■ YOUR INSTRUCTIONS
Make an exact copy of all the entries, with the pictures left out.

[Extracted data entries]
** begin **
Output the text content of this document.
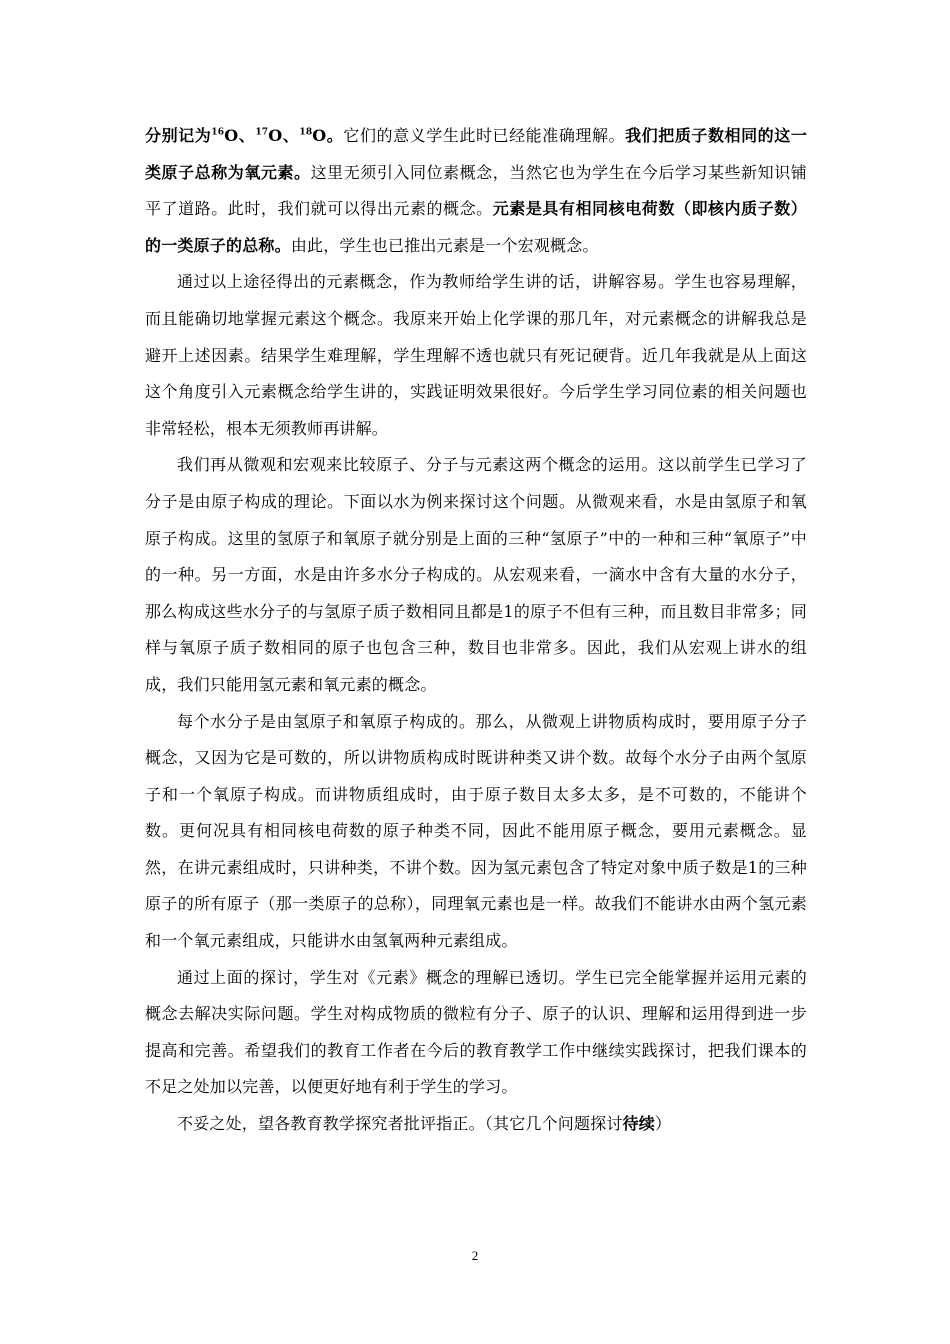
分别记为$^{16}$O、$^{17}$O、$^{18}$O。它们的意义学生此时已经能准确理解。我们把质子数相同的这一类原子总称为氧元素。这里无须引入同位素概念，当然它也为学生在今后学习某些新知识铺平了道路。此时，我们就可以得出元素的概念。元素是具有相同核电荷数（即核内质子数）的一类原子的总称。由此，学生也已推出元素是一个宏观概念。

通过以上途径得出的元素概念，作为教师给学生讲的话，讲解容易。学生也容易理解，而且能确切地掌握元素这个概念。我原来开始上化学课的那几年，对元素概念的讲解我总是避开上述因素。结果学生难理解，学生理解不透也就只有死记硬背。近几年我就是从上面这这个角度引入元素概念给学生讲的，实践证明效果很好。今后学生学习同位素的相关问题也非常轻松，根本无须教师再讲解。

我们再从微观和宏观来比较原子、分子与元素这两个概念的运用。这以前学生已学习了分子是由原子构成的理论。下面以水为例来探讨这个问题。从微观来看，水是由氢原子和氧原子构成。这里的氢原子和氧原子就分别是上面的三种“氢原子”中的一种和三种“氧原子”中的一种。另一方面，水是由许多水分子构成的。从宏观来看，一滴水中含有大量的水分子，那么构成这些水分子的与氢原子质子数相同且都是1的原子不但有三种，而且数目非常多；同样与氧原子质子数相同的原子也包含三种，数目也非常多。因此，我们从宏观上讲水的组成，我们只能用氢元素和氧元素的概念。

每个水分子是由氢原子和氧原子构成的。那么，从微观上讲物质构成时，要用原子分子概念，又因为它是可数的，所以讲物质构成时既讲种类又讲个数。故每个水分子由两个氢原子和一个氧原子构成。而讲物质组成时，由于原子数目太多太多，是不可数的，不能讲个数。更何况具有相同核电荷数的原子种类不同，因此不能用原子概念，要用元素概念。显然，在讲元素组成时，只讲种类，不讲个数。因为氢元素包含了特定对象中质子数是1的三种原子的所有原子（那一类原子的总称），同理氧元素也是一样。故我们不能讲水由两个氢元素和一个氧元素组成，只能讲水由氢氧两种元素组成。

通过上面的探讨，学生对《元素》概念的理解已透切。学生已完全能掌握并运用元素的概念去解决实际问题。学生对构成物质的微粒有分子、原子的认识、理解和运用得到进一步提高和完善。希望我们的教育工作者在今后的教育教学工作中继续实践探讨，把我们课本的不足之处加以完善，以便更好地有利于学生的学习。

不妥之处，望各教育教学探究者批评指正。（其它几个问题探讨待续）

2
** end **
■ EXPECTED OUTPUT
Output the text content of this document.
分别记为$^{16}$O、$^{17}$O、$^{18}$O。它们的意义学生此时已经能准确理解。我们把质子数相同的这一类原子总称为氧元素。这里无须引入同位素概念，当然它也为学生在今后学习某些新知识铺平了道路。此时，我们就可以得出元素的概念。元素是具有相同核电荷数（即核内质子数）的一类原子的总称。由此，学生也已推出元素是一个宏观概念。

通过以上途径得出的元素概念，作为教师给学生讲的话，讲解容易。学生也容易理解，而且能确切地掌握元素这个概念。我原来开始上化学课的那几年，对元素概念的讲解我总是避开上述因素。结果学生难理解，学生理解不透也就只有死记硬背。近几年我就是从上面这这个角度引入元素概念给学生讲的，实践证明效果很好。今后学生学习同位素的相关问题也非常轻松，根本无须教师再讲解。

我们再从微观和宏观来比较原子、分子与元素这两个概念的运用。这以前学生已学习了分子是由原子构成的理论。下面以水为例来探讨这个问题。从微观来看，水是由氢原子和氧原子构成。这里的氢原子和氧原子就分别是上面的三种“氢原子”中的一种和三种“氧原子”中的一种。另一方面，水是由许多水分子构成的。从宏观来看，一滴水中含有大量的水分子，那么构成这些水分子的与氢原子质子数相同且都是1的原子不但有三种，而且数目非常多；同样与氧原子质子数相同的原子也包含三种，数目也非常多。因此，我们从宏观上讲水的组成，我们只能用氢元素和氧元素的概念。

每个水分子是由氢原子和氧原子构成的。那么，从微观上讲物质构成时，要用原子分子概念，又因为它是可数的，所以讲物质构成时既讲种类又讲个数。故每个水分子由两个氢原子和一个氧原子构成。而讲物质组成时，由于原子数目太多太多，是不可数的，不能讲个数。更何况具有相同核电荷数的原子种类不同，因此不能用原子概念，要用元素概念。显然，在讲元素组成时，只讲种类，不讲个数。因为氢元素包含了特定对象中质子数是1的三种原子的所有原子（那一类原子的总称），同理氧元素也是一样。故我们不能讲水由两个氢元素和一个氧元素组成，只能讲水由氢氧两种元素组成。

通过上面的探讨，学生对《元素》概念的理解已透切。学生已完全能掌握并运用元素的概念去解决实际问题。学生对构成物质的微粒有分子、原子的认识、理解和运用得到进一步提高和完善。希望我们的教育工作者在今后的教育教学工作中继续实践探讨，把我们课本的不足之处加以完善，以便更好地有利于学生的学习。

不妥之处，望各教育教学探究者批评指正。（其它几个问题探讨待续）

2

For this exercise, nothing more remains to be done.